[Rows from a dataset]
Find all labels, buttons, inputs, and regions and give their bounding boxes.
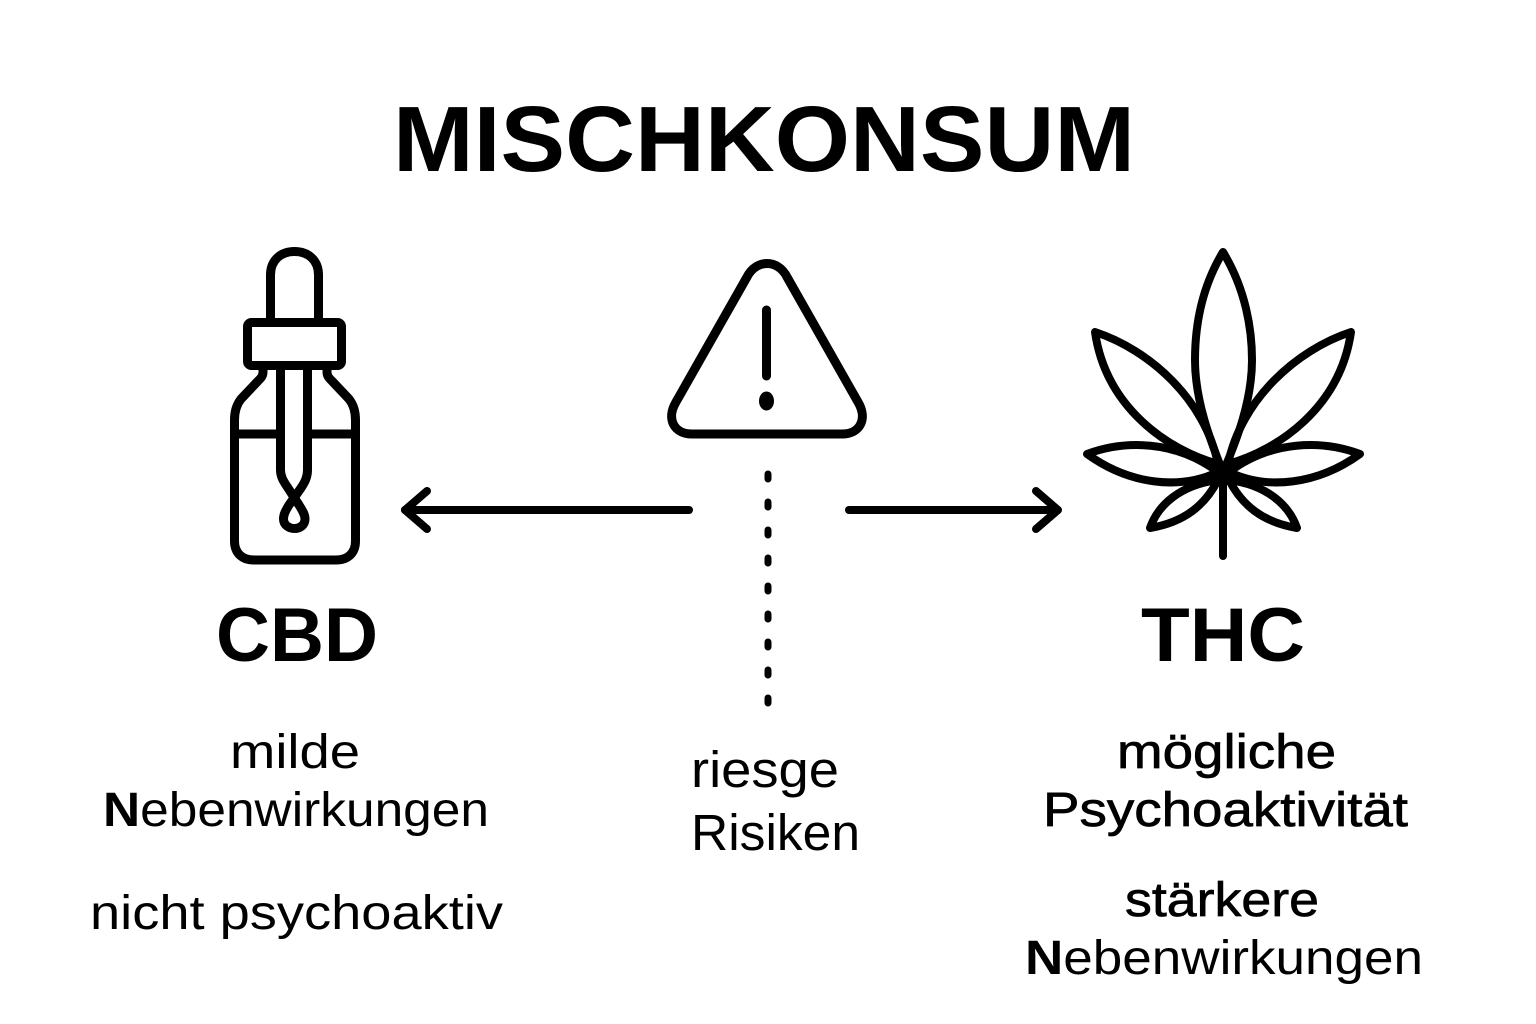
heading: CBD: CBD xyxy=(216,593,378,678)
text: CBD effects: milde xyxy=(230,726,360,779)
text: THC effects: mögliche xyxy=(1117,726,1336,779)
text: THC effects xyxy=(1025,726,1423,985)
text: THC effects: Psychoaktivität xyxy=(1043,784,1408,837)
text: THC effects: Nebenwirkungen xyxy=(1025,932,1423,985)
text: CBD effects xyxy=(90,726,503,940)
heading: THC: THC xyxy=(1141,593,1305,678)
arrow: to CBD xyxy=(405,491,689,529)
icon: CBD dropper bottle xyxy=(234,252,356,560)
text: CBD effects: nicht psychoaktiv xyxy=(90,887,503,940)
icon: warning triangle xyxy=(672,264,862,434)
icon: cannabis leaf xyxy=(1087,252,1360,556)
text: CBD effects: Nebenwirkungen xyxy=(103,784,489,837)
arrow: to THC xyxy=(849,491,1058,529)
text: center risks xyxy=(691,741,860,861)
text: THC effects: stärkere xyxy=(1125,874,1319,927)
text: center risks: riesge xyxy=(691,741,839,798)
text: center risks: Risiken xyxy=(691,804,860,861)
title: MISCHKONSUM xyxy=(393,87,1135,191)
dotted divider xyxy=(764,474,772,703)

---

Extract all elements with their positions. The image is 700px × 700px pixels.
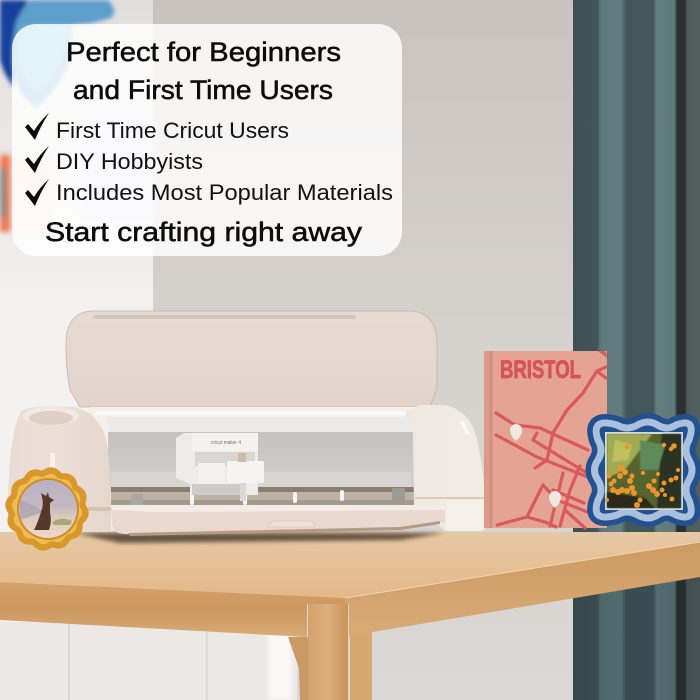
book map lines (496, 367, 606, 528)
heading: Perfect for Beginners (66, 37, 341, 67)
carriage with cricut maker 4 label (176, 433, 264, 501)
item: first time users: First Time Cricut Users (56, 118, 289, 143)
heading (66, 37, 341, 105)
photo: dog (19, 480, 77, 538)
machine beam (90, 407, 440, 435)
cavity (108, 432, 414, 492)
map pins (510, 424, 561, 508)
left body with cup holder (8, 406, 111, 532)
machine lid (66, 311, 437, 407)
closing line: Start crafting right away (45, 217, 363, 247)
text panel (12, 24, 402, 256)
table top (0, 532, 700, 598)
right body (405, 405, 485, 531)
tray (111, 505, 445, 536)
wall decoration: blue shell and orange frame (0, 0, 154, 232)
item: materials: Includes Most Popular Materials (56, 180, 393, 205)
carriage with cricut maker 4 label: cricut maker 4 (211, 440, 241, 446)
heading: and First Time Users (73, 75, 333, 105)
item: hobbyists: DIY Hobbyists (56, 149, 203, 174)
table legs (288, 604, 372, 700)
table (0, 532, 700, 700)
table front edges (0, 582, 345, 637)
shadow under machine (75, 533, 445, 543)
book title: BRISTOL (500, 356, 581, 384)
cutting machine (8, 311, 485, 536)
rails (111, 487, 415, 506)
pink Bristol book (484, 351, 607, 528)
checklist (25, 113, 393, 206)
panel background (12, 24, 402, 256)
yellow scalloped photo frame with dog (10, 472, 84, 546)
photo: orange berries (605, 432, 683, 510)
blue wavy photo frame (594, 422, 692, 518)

* Task details *
Repeat the stretch of the material from the line that contains "heading: CBD: CBD xyxy=(216,593,378,678)" through the line that contains "icon: cannabis leaf xyxy=(1087,252,1360,556)", including both of those lines, and nothing else.

* Solution for this problem *
heading: CBD: CBD xyxy=(216,593,378,678)
text: CBD effects: milde xyxy=(230,726,360,779)
text: THC effects: mögliche xyxy=(1117,726,1336,779)
text: THC effects xyxy=(1025,726,1423,985)
text: THC effects: Psychoaktivität xyxy=(1043,784,1408,837)
text: THC effects: Nebenwirkungen xyxy=(1025,932,1423,985)
text: CBD effects xyxy=(90,726,503,940)
heading: THC: THC xyxy=(1141,593,1305,678)
arrow: to CBD xyxy=(405,491,689,529)
icon: CBD dropper bottle xyxy=(234,252,356,560)
text: CBD effects: nicht psychoaktiv xyxy=(90,887,503,940)
icon: warning triangle xyxy=(672,264,862,434)
icon: cannabis leaf xyxy=(1087,252,1360,556)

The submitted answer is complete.